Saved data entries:
........

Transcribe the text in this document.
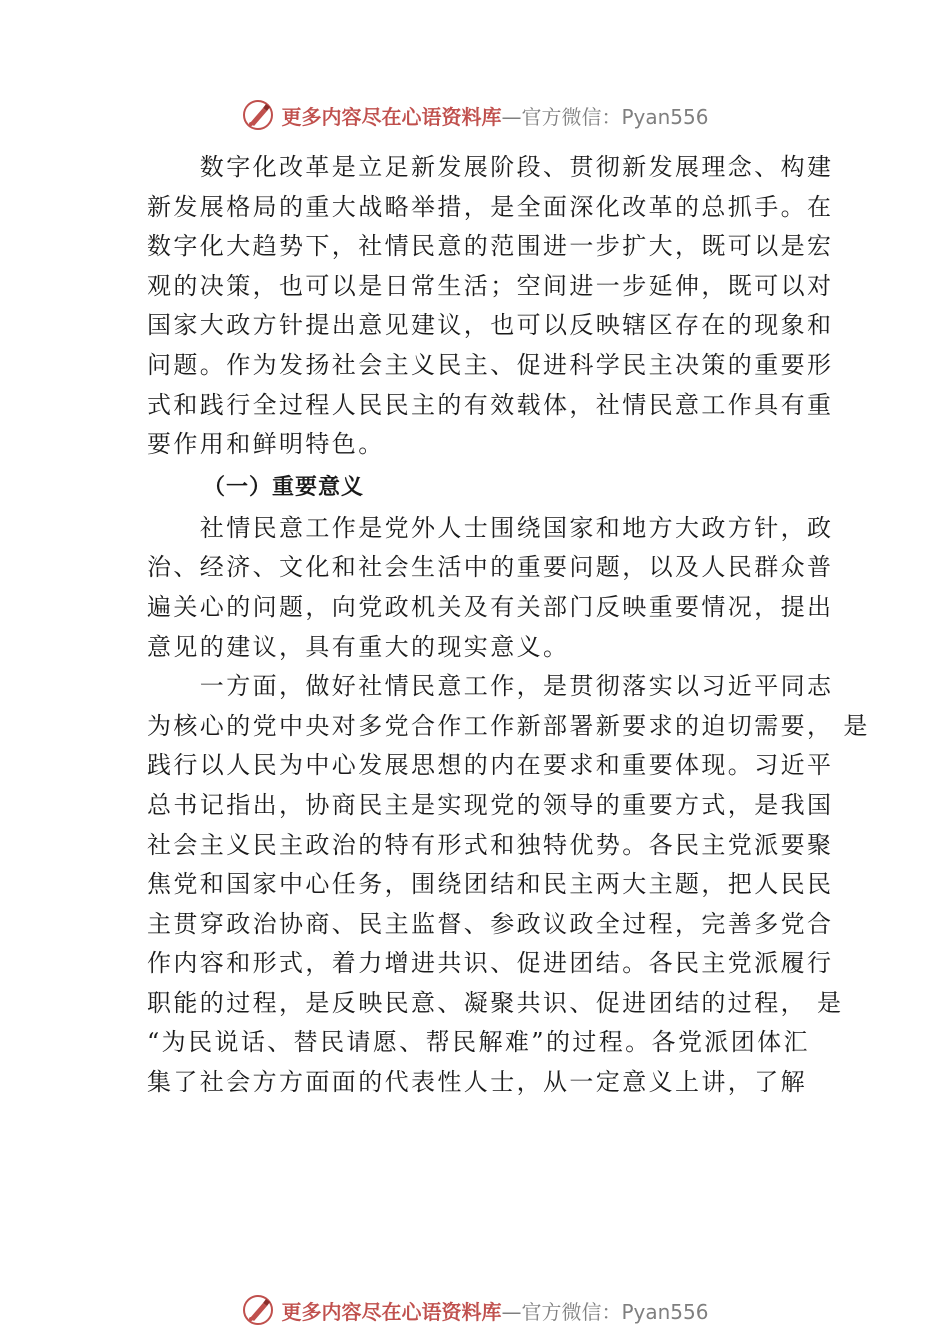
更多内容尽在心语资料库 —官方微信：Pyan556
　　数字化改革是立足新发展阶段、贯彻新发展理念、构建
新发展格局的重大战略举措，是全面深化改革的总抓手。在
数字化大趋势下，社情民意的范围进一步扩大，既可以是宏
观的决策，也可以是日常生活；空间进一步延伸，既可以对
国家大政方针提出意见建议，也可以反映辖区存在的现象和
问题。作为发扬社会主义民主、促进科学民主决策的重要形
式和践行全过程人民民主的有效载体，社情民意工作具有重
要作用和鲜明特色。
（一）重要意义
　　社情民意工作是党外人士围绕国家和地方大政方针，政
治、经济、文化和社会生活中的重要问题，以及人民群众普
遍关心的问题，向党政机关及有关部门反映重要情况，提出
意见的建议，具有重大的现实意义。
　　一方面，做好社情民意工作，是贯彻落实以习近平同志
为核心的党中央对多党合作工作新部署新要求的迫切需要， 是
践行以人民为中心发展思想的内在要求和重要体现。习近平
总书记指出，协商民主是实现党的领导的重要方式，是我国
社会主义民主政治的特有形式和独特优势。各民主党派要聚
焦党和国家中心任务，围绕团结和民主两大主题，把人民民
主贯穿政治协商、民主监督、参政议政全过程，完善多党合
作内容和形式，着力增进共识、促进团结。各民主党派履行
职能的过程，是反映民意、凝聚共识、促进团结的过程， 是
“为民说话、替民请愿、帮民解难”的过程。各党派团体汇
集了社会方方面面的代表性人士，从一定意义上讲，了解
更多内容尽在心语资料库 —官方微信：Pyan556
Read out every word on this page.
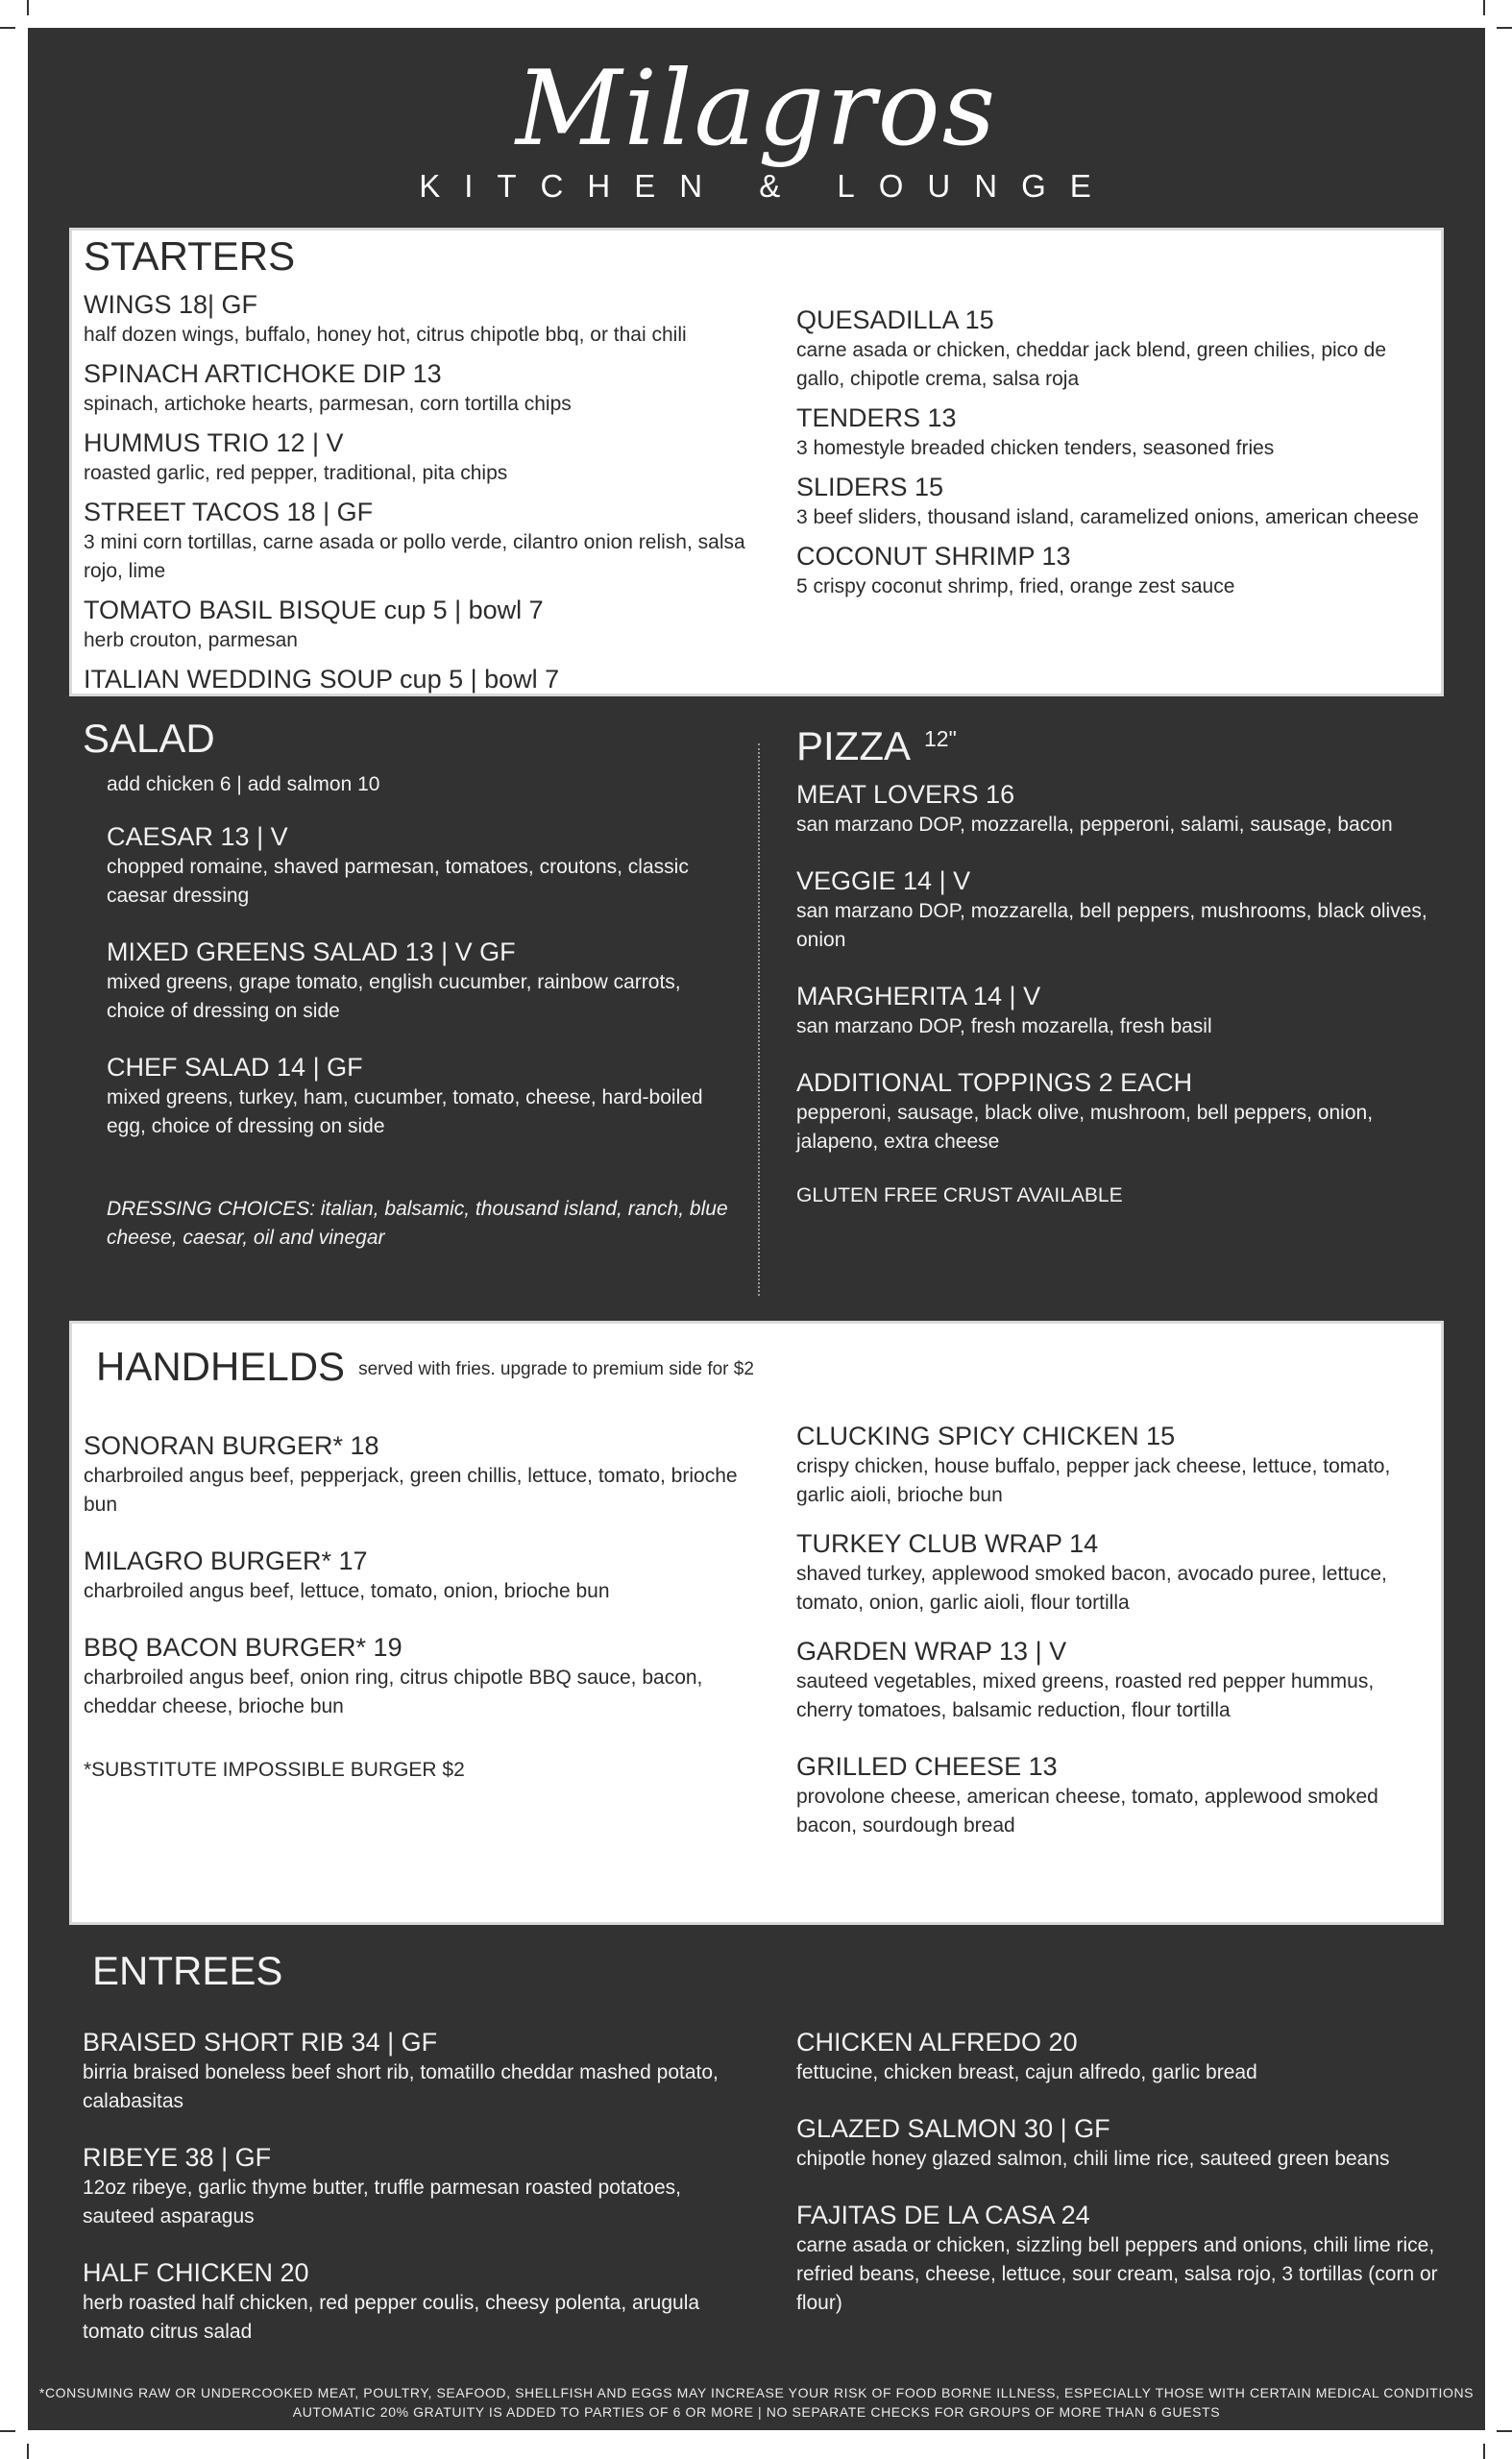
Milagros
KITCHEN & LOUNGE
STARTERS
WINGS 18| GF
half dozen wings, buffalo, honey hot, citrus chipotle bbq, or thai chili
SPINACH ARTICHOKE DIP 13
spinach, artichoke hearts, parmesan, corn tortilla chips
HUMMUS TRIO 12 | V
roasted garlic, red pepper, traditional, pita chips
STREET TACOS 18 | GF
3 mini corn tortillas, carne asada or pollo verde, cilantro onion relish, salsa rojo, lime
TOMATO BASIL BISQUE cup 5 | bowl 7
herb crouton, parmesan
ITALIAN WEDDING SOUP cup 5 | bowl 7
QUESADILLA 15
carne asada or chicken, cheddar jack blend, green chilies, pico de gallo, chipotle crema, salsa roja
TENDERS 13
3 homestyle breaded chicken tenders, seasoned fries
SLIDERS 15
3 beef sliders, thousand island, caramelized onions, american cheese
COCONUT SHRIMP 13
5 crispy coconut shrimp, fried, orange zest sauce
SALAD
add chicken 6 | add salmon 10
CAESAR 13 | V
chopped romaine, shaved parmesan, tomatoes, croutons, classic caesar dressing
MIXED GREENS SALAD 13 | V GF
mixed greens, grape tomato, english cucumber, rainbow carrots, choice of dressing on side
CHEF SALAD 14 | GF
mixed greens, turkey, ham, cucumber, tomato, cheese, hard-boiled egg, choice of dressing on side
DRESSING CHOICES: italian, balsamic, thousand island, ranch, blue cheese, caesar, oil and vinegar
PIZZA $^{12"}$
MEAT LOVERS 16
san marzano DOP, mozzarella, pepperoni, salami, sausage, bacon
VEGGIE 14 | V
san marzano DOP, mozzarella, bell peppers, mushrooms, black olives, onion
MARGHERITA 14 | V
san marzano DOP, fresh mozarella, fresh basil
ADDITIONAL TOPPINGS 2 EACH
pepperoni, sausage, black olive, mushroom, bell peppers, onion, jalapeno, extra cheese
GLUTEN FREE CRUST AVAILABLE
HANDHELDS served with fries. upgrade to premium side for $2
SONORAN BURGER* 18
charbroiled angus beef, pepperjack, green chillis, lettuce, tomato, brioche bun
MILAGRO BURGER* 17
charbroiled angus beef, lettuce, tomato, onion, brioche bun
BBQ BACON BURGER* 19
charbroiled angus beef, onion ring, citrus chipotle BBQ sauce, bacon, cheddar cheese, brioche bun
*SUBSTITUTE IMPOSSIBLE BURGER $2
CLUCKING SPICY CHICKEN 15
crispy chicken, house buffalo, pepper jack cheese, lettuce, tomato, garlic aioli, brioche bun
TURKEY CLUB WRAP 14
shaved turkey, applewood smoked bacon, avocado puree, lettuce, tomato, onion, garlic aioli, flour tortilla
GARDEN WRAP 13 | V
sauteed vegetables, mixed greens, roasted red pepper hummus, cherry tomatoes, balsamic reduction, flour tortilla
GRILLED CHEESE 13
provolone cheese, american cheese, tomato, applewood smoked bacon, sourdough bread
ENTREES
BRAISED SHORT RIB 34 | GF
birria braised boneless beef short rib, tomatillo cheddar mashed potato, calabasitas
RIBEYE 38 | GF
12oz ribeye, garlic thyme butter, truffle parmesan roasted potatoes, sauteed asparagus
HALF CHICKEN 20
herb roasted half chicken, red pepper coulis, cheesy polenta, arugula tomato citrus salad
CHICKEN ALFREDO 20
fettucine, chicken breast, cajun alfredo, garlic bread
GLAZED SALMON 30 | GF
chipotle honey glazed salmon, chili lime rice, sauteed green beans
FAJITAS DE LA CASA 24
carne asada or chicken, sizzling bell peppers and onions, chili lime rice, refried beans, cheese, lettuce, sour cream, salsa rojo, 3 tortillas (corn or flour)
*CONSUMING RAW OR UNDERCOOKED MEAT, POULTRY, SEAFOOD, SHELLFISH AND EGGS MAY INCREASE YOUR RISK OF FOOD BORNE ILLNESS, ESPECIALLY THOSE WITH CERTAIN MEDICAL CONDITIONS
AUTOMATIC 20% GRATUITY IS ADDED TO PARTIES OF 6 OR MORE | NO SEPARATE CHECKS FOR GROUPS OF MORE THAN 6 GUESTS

........

Task statement
Without including any pictures, print each record exactly.

Solution for this task
Transcribe the text in this document.
更多内容尽在心语资料库 —官方微信：Pyan556
　　数字化改革是立足新发展阶段、贯彻新发展理念、构建
新发展格局的重大战略举措，是全面深化改革的总抓手。在
数字化大趋势下，社情民意的范围进一步扩大，既可以是宏
观的决策，也可以是日常生活；空间进一步延伸，既可以对
国家大政方针提出意见建议，也可以反映辖区存在的现象和
问题。作为发扬社会主义民主、促进科学民主决策的重要形
式和践行全过程人民民主的有效载体，社情民意工作具有重
要作用和鲜明特色。
（一）重要意义
　　社情民意工作是党外人士围绕国家和地方大政方针，政
治、经济、文化和社会生活中的重要问题，以及人民群众普
遍关心的问题，向党政机关及有关部门反映重要情况，提出
意见的建议，具有重大的现实意义。
　　一方面，做好社情民意工作，是贯彻落实以习近平同志
为核心的党中央对多党合作工作新部署新要求的迫切需要， 是
践行以人民为中心发展思想的内在要求和重要体现。习近平
总书记指出，协商民主是实现党的领导的重要方式，是我国
社会主义民主政治的特有形式和独特优势。各民主党派要聚
焦党和国家中心任务，围绕团结和民主两大主题，把人民民
主贯穿政治协商、民主监督、参政议政全过程，完善多党合
作内容和形式，着力增进共识、促进团结。各民主党派履行
职能的过程，是反映民意、凝聚共识、促进团结的过程， 是
“为民说话、替民请愿、帮民解难”的过程。各党派团体汇
集了社会方方面面的代表性人士，从一定意义上讲，了解
更多内容尽在心语资料库 —官方微信：Pyan556
Read out every word on this page.
Milagros
KITCHEN & LOUNGE
STARTERS
WINGS 18| GF
half dozen wings, buffalo, honey hot, citrus chipotle bbq, or thai chili
SPINACH ARTICHOKE DIP 13
spinach, artichoke hearts, parmesan, corn tortilla chips
HUMMUS TRIO 12 | V
roasted garlic, red pepper, traditional, pita chips
STREET TACOS 18 | GF
3 mini corn tortillas, carne asada or pollo verde, cilantro onion relish, salsa rojo, lime
TOMATO BASIL BISQUE cup 5 | bowl 7
herb crouton, parmesan
ITALIAN WEDDING SOUP cup 5 | bowl 7
QUESADILLA 15
carne asada or chicken, cheddar jack blend, green chilies, pico de gallo, chipotle crema, salsa roja
TENDERS 13
3 homestyle breaded chicken tenders, seasoned fries
SLIDERS 15
3 beef sliders, thousand island, caramelized onions, american cheese
COCONUT SHRIMP 13
5 crispy coconut shrimp, fried, orange zest sauce
SALAD
add chicken 6 | add salmon 10
CAESAR 13 | V
chopped romaine, shaved parmesan, tomatoes, croutons, classic caesar dressing
MIXED GREENS SALAD 13 | V GF
mixed greens, grape tomato, english cucumber, rainbow carrots, choice of dressing on side
CHEF SALAD 14 | GF
mixed greens, turkey, ham, cucumber, tomato, cheese, hard-boiled egg, choice of dressing on side
DRESSING CHOICES: italian, balsamic, thousand island, ranch, blue cheese, caesar, oil and vinegar
PIZZA $^{12"}$
MEAT LOVERS 16
san marzano DOP, mozzarella, pepperoni, salami, sausage, bacon
VEGGIE 14 | V
san marzano DOP, mozzarella, bell peppers, mushrooms, black olives, onion
MARGHERITA 14 | V
san marzano DOP, fresh mozarella, fresh basil
ADDITIONAL TOPPINGS 2 EACH
pepperoni, sausage, black olive, mushroom, bell peppers, onion, jalapeno, extra cheese
GLUTEN FREE CRUST AVAILABLE
HANDHELDS served with fries. upgrade to premium side for $2
SONORAN BURGER* 18
charbroiled angus beef, pepperjack, green chillis, lettuce, tomato, brioche bun
MILAGRO BURGER* 17
charbroiled angus beef, lettuce, tomato, onion, brioche bun
BBQ BACON BURGER* 19
charbroiled angus beef, onion ring, citrus chipotle BBQ sauce, bacon, cheddar cheese, brioche bun
*SUBSTITUTE IMPOSSIBLE BURGER $2
CLUCKING SPICY CHICKEN 15
crispy chicken, house buffalo, pepper jack cheese, lettuce, tomato, garlic aioli, brioche bun
TURKEY CLUB WRAP 14
shaved turkey, applewood smoked bacon, avocado puree, lettuce, tomato, onion, garlic aioli, flour tortilla
GARDEN WRAP 13 | V
sauteed vegetables, mixed greens, roasted red pepper hummus, cherry tomatoes, balsamic reduction, flour tortilla
GRILLED CHEESE 13
provolone cheese, american cheese, tomato, applewood smoked bacon, sourdough bread
ENTREES
BRAISED SHORT RIB 34 | GF
birria braised boneless beef short rib, tomatillo cheddar mashed potato, calabasitas
RIBEYE 38 | GF
12oz ribeye, garlic thyme butter, truffle parmesan roasted potatoes, sauteed asparagus
HALF CHICKEN 20
herb roasted half chicken, red pepper coulis, cheesy polenta, arugula tomato citrus salad
CHICKEN ALFREDO 20
fettucine, chicken breast, cajun alfredo, garlic bread
GLAZED SALMON 30 | GF
chipotle honey glazed salmon, chili lime rice, sauteed green beans
FAJITAS DE LA CASA 24
carne asada or chicken, sizzling bell peppers and onions, chili lime rice, refried beans, cheese, lettuce, sour cream, salsa rojo, 3 tortillas (corn or flour)
*CONSUMING RAW OR UNDERCOOKED MEAT, POULTRY, SEAFOOD, SHELLFISH AND EGGS MAY INCREASE YOUR RISK OF FOOD BORNE ILLNESS, ESPECIALLY THOSE WITH CERTAIN MEDICAL CONDITIONS
AUTOMATIC 20% GRATUITY IS ADDED TO PARTIES OF 6 OR MORE | NO SEPARATE CHECKS FOR GROUPS OF MORE THAN 6 GUESTS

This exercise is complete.